→ EXERCISE: Search the data for the string "screenshot" and extract every line where it appears.

→ PROVIDED RECORDS:
.....

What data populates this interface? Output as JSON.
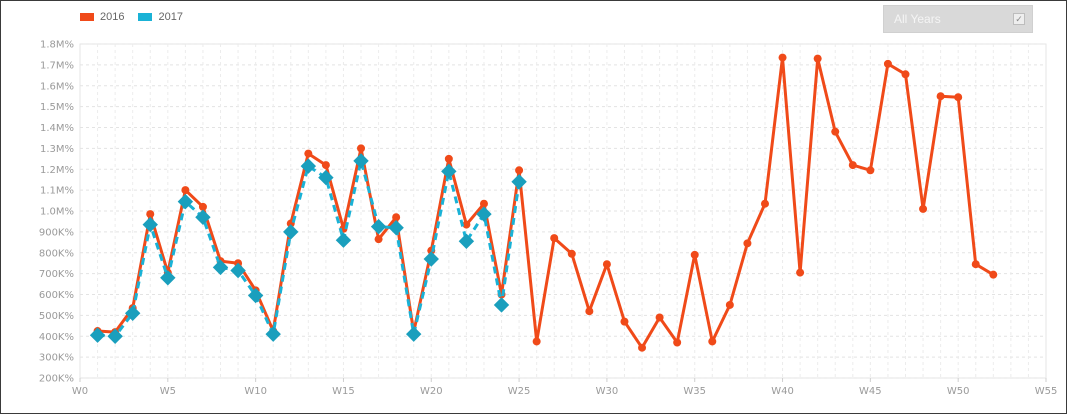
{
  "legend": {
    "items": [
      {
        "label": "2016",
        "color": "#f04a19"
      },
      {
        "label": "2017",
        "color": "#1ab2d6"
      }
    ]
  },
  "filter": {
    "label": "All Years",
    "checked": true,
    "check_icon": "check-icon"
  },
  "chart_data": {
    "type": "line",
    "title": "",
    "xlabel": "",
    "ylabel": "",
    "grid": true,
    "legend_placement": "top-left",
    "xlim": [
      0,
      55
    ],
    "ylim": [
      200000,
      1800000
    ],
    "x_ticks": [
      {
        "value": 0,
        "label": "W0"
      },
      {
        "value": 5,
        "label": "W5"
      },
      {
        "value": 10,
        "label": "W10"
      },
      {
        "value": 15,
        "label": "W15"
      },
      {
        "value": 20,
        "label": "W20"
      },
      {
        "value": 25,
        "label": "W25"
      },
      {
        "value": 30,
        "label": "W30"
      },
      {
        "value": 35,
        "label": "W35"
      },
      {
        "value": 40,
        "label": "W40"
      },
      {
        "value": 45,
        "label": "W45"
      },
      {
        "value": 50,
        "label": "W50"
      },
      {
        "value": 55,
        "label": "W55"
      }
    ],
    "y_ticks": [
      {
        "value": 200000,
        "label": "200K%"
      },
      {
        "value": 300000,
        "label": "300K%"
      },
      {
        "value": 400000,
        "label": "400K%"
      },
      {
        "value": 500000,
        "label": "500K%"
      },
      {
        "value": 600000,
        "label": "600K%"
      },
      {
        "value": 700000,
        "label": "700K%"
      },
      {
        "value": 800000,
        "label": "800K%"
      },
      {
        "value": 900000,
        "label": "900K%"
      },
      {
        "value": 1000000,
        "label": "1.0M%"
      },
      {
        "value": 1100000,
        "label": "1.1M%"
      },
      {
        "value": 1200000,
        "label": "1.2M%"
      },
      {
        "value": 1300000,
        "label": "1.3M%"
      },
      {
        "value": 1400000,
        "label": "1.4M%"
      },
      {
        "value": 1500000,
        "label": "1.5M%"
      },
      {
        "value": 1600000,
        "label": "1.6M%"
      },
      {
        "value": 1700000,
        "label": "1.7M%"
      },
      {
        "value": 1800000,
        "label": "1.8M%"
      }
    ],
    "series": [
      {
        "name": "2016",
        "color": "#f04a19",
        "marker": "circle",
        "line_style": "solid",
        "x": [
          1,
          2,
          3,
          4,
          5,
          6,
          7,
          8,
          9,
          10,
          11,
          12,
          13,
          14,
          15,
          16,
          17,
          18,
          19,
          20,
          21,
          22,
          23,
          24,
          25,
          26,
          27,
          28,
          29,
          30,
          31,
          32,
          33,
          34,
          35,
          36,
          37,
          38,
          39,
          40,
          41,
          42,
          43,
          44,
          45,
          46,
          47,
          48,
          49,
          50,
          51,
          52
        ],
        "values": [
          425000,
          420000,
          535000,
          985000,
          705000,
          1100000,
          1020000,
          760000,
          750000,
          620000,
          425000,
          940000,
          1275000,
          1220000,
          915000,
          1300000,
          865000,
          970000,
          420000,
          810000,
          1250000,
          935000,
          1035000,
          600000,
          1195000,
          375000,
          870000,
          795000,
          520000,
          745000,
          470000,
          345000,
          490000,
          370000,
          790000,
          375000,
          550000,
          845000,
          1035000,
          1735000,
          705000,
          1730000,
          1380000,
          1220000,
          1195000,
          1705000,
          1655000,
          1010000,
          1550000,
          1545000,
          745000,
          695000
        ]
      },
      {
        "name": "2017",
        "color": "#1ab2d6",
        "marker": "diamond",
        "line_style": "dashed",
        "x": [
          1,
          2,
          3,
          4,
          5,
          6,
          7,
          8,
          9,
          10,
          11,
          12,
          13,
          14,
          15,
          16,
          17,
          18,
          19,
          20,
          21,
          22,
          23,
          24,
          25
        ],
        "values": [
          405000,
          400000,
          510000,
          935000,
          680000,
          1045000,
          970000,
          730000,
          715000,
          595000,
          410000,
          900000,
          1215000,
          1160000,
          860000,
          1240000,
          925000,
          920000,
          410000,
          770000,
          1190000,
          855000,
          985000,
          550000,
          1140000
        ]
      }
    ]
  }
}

.....

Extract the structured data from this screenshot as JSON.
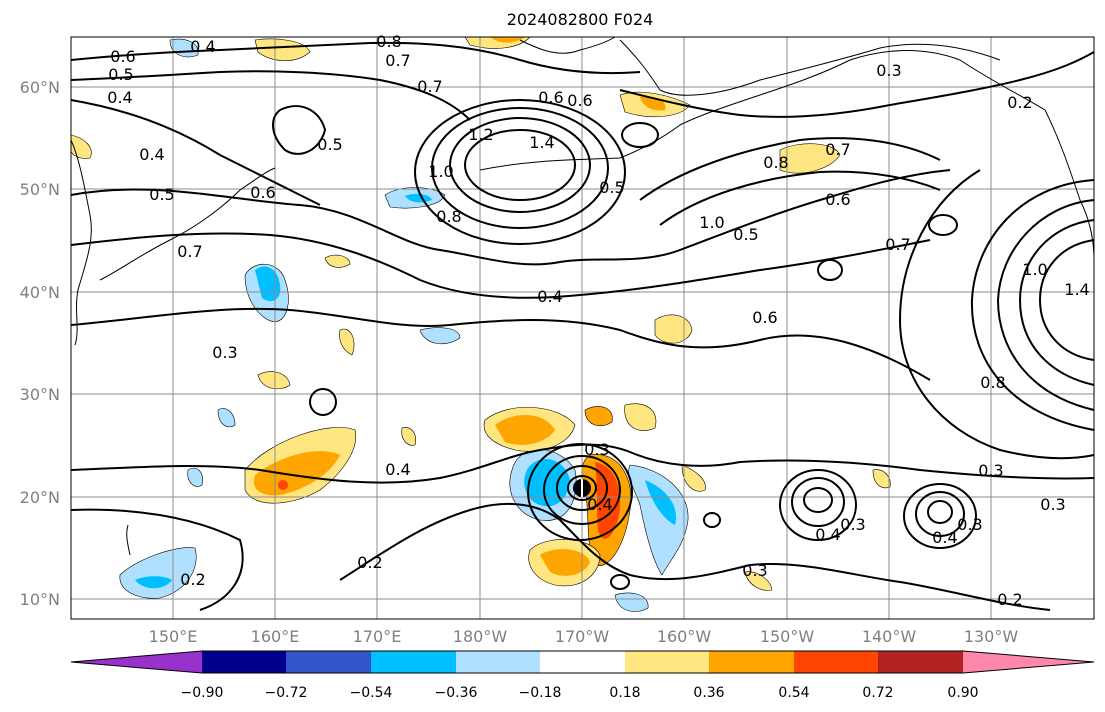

.....

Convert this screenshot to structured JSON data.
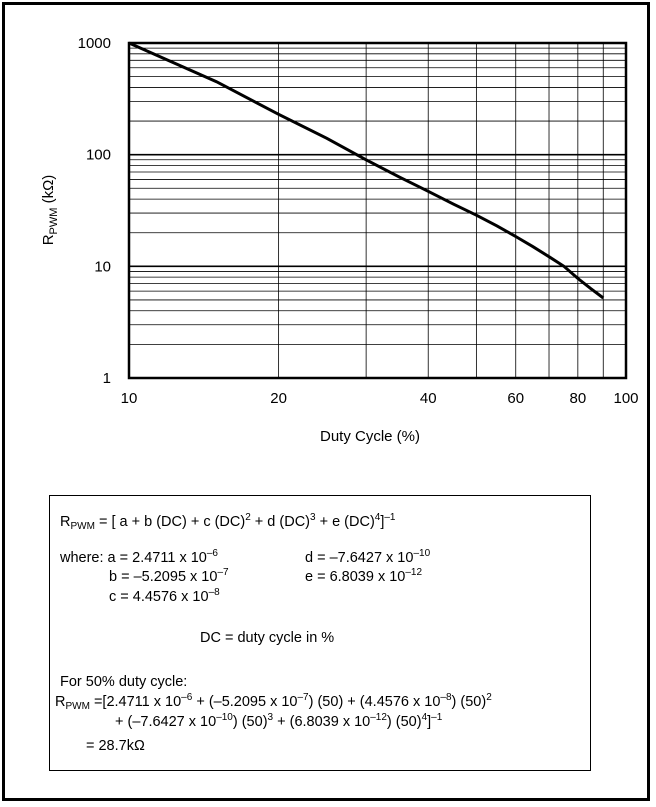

.....

→ SOLUTION:
Extract the structured data from this screenshot as JSON.
Convert this screenshot to structured JSON data.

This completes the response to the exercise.